[START]

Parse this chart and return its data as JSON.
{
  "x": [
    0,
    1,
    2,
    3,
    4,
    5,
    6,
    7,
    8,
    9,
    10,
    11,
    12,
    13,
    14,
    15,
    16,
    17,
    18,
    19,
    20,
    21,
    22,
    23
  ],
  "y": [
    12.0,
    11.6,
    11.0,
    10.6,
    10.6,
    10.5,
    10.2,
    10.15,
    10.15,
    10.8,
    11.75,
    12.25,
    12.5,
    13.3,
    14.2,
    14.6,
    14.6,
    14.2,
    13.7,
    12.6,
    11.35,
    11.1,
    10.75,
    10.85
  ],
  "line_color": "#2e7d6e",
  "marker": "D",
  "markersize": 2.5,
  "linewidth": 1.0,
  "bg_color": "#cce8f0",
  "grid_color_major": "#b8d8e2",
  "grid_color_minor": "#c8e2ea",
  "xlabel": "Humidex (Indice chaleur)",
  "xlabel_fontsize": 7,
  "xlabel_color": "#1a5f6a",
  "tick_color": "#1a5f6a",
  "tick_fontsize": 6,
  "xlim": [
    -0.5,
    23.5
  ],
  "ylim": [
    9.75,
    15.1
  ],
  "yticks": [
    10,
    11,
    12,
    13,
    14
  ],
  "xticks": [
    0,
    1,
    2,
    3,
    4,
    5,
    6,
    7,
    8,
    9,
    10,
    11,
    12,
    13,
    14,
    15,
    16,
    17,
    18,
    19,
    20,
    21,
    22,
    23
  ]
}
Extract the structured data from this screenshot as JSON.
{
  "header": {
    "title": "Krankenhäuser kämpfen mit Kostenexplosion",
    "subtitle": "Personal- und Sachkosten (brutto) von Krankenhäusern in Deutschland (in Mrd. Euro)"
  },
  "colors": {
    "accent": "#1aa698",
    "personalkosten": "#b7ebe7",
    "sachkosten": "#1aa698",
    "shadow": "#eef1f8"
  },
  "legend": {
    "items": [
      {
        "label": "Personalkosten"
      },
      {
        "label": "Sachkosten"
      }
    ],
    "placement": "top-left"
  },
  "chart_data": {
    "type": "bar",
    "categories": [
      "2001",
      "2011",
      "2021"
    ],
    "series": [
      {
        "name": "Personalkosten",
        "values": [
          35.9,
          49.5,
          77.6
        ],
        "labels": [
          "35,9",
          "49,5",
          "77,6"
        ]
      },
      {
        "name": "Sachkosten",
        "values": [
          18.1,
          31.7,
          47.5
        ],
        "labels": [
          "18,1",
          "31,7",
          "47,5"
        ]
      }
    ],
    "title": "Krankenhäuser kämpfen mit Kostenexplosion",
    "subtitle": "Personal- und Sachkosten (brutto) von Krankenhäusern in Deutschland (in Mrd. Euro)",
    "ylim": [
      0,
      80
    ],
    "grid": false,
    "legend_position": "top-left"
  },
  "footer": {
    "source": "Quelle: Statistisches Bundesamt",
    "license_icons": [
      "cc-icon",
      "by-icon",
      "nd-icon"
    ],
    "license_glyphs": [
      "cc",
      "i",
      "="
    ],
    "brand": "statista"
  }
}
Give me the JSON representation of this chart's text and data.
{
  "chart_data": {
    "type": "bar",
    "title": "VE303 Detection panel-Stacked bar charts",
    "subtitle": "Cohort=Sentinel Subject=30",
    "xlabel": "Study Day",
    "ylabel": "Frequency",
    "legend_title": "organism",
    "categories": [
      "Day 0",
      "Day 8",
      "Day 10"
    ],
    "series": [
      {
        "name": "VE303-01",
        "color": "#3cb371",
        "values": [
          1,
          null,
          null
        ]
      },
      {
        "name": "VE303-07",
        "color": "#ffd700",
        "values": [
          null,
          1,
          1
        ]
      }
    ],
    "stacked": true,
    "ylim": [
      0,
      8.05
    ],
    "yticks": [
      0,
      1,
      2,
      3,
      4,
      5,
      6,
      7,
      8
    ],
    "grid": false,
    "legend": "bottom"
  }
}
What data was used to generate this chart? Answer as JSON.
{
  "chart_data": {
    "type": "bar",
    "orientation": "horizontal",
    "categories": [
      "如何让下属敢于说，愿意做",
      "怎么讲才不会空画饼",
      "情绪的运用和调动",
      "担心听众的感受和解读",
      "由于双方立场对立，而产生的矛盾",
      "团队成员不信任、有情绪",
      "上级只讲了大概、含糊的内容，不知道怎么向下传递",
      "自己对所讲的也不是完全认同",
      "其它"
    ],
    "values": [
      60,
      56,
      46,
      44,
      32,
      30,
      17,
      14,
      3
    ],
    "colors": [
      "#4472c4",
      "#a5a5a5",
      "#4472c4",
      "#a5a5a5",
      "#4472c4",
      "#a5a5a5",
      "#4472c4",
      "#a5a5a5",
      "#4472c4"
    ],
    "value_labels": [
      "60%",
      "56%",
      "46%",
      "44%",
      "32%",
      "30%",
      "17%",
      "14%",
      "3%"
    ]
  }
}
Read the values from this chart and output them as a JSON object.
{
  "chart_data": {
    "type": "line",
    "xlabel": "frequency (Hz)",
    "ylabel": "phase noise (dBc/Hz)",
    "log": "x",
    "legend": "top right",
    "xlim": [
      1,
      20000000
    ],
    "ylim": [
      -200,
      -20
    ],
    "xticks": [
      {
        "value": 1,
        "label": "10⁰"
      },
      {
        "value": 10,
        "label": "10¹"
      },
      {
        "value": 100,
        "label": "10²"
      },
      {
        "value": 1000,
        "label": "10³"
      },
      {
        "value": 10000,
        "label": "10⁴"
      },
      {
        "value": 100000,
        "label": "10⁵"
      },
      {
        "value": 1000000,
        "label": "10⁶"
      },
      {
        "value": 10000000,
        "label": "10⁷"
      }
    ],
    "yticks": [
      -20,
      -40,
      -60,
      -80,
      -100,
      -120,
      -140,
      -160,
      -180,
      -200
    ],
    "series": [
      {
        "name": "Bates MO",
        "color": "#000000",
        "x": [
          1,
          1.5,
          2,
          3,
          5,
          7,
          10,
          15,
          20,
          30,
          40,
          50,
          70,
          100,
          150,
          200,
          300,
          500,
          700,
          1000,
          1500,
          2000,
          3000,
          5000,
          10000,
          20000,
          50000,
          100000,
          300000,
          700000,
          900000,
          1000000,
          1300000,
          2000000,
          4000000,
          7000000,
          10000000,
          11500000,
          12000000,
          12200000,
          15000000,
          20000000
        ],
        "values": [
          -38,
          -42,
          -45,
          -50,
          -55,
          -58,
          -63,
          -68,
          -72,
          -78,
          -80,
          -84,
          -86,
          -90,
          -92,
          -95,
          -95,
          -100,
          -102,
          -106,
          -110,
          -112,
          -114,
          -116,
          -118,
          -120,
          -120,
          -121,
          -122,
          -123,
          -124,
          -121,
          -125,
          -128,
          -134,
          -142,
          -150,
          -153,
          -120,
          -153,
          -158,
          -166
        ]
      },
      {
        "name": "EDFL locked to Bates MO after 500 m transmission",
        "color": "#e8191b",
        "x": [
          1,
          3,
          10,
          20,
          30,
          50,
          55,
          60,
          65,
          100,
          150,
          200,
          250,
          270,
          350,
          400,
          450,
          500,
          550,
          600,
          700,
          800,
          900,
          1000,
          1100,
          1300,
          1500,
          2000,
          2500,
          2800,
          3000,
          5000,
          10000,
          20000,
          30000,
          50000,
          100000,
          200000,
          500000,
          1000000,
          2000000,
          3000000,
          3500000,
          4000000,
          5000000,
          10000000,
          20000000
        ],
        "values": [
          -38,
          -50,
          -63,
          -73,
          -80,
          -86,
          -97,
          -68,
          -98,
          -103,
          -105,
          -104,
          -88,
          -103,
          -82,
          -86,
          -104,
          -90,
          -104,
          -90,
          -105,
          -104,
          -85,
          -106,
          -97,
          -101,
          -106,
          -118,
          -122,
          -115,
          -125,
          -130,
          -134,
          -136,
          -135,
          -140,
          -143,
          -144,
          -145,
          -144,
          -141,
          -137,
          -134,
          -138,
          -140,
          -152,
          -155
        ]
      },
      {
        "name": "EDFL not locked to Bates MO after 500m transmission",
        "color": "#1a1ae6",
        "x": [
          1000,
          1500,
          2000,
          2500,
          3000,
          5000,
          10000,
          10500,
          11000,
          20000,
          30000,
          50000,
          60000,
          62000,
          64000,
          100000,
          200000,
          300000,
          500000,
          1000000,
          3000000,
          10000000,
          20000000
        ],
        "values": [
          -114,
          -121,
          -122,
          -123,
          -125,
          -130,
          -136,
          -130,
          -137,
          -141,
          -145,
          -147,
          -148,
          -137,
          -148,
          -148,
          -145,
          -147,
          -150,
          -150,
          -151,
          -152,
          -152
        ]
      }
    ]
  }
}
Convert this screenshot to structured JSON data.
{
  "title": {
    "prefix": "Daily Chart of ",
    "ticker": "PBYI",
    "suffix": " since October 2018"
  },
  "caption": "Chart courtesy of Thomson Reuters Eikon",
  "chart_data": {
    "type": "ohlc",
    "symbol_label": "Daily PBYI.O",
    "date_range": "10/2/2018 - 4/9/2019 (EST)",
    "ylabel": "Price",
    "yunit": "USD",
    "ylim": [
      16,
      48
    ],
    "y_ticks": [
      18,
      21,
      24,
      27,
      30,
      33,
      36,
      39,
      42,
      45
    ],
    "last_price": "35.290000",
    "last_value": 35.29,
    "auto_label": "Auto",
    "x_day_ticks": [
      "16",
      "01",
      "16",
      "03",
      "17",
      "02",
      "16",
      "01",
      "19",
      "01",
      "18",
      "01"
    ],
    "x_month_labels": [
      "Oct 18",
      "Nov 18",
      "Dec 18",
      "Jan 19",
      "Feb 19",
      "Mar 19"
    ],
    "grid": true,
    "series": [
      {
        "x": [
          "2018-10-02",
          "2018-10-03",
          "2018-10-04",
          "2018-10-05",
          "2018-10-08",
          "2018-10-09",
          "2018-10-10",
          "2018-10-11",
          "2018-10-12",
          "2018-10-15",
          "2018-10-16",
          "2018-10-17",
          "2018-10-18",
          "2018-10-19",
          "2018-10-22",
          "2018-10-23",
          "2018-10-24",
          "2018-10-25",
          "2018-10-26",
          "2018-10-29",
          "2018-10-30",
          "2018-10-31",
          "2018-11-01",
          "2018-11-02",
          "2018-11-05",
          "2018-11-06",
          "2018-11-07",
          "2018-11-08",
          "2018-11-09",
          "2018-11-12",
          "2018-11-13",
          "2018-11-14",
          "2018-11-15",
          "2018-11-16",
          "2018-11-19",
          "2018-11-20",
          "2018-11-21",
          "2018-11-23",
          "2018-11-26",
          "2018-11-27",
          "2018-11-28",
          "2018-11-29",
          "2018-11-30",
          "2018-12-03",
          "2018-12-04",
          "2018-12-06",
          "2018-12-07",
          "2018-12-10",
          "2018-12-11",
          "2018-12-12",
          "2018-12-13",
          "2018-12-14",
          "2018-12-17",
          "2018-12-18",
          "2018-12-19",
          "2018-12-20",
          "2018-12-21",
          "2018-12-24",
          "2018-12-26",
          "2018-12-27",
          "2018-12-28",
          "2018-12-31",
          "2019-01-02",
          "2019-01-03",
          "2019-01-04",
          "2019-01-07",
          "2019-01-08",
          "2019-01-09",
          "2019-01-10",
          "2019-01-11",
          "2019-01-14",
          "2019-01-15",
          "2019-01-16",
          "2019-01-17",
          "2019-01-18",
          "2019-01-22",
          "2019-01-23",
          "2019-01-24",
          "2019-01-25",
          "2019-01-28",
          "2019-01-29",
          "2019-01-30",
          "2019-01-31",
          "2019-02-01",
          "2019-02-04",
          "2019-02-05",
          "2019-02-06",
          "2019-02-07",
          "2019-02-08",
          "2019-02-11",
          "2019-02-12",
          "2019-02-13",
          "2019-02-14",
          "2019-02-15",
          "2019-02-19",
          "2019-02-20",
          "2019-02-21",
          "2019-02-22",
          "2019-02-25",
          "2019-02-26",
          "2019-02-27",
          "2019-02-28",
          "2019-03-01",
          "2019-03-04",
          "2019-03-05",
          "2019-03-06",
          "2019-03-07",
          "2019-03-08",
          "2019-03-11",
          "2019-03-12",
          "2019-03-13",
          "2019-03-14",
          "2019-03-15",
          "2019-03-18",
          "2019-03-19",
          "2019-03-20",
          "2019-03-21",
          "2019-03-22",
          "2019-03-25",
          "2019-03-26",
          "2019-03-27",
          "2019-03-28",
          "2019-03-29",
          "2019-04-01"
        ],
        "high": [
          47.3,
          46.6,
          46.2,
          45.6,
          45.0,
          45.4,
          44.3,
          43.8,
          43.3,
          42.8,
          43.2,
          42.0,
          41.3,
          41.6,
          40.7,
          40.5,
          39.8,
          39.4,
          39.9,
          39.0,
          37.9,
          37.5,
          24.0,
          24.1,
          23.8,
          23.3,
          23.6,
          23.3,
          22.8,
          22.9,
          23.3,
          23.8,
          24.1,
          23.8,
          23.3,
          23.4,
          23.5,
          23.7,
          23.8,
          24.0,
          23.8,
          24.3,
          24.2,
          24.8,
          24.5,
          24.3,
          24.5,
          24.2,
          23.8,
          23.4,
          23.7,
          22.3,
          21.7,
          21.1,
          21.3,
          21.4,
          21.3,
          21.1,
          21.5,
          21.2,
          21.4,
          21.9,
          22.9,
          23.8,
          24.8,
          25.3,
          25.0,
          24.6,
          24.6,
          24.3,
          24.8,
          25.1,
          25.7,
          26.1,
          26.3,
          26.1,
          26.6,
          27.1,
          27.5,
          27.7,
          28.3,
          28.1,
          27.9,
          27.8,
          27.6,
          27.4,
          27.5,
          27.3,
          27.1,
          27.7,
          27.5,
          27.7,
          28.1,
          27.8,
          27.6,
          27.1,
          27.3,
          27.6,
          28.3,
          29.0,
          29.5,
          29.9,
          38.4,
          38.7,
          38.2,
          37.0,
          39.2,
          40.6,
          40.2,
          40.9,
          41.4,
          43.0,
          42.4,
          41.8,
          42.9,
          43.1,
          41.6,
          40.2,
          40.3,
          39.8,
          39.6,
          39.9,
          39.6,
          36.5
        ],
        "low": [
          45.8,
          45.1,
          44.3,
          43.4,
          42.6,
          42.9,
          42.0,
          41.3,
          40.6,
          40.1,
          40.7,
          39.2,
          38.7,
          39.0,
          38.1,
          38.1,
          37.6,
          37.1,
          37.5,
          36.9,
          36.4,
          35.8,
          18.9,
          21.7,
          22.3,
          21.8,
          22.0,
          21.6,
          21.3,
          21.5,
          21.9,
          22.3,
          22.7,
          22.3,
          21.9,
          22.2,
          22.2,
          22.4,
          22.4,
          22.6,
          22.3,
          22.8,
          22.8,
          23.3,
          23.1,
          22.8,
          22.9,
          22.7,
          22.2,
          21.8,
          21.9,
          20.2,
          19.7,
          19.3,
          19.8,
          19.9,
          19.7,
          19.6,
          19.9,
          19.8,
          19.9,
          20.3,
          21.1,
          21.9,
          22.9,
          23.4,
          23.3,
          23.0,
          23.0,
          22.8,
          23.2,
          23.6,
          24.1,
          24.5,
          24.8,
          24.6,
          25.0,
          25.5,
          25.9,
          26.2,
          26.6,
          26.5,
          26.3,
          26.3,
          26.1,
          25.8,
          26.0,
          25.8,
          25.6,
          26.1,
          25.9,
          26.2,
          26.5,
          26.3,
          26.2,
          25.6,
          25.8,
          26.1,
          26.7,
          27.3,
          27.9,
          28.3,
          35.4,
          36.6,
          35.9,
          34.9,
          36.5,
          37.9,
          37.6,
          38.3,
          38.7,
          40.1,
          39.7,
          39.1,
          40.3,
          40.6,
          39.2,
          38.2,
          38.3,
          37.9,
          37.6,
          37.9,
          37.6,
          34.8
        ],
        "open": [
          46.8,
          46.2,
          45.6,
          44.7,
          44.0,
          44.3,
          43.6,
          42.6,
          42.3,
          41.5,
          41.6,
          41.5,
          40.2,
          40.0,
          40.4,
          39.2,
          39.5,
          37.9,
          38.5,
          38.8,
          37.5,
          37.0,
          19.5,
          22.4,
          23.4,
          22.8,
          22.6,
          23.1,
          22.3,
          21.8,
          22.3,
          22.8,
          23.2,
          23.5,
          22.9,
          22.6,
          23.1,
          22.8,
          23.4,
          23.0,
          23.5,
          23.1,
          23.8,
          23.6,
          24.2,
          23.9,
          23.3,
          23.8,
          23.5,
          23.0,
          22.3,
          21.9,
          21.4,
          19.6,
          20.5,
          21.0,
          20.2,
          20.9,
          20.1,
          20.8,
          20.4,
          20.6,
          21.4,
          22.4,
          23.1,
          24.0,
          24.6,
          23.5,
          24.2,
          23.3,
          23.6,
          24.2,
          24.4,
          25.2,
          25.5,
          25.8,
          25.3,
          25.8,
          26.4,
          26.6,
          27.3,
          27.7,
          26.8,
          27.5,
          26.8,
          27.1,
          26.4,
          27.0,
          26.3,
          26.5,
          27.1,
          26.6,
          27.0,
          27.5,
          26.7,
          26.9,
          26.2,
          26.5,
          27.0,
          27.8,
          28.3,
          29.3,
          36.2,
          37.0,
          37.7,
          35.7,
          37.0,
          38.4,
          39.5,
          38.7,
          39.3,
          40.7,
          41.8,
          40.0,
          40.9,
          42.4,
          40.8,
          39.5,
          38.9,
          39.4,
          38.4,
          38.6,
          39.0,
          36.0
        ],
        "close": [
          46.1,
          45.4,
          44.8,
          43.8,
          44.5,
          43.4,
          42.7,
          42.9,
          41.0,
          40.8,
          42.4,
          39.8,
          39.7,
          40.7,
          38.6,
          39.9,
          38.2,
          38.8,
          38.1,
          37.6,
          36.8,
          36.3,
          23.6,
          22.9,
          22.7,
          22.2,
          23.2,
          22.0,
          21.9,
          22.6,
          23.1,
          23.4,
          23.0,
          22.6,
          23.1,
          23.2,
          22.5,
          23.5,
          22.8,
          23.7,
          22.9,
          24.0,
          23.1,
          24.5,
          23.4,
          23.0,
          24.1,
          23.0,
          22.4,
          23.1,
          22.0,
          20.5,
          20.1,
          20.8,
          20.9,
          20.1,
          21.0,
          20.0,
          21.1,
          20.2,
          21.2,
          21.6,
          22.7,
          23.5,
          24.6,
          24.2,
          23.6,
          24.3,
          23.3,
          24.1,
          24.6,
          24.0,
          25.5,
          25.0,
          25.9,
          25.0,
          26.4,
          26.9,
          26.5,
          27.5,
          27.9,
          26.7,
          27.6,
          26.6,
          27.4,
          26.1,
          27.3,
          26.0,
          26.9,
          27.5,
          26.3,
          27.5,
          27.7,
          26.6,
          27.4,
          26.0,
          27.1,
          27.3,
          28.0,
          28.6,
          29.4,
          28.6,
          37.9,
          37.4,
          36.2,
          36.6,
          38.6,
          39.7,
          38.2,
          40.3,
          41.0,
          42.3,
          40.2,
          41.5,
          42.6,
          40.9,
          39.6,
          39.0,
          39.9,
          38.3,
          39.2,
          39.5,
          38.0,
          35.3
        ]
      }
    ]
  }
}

[END]

Copy all lines from the listing that contain "JSON".

Parse this chart and return its data as JSON.
Extract the structured data from this screenshot as JSON.
Give me the JSON representation of this chart's text and data.
What data was used to generate this chart? Answer as JSON.
Read the values from this chart and output them as a JSON object.
Convert this screenshot to structured JSON data.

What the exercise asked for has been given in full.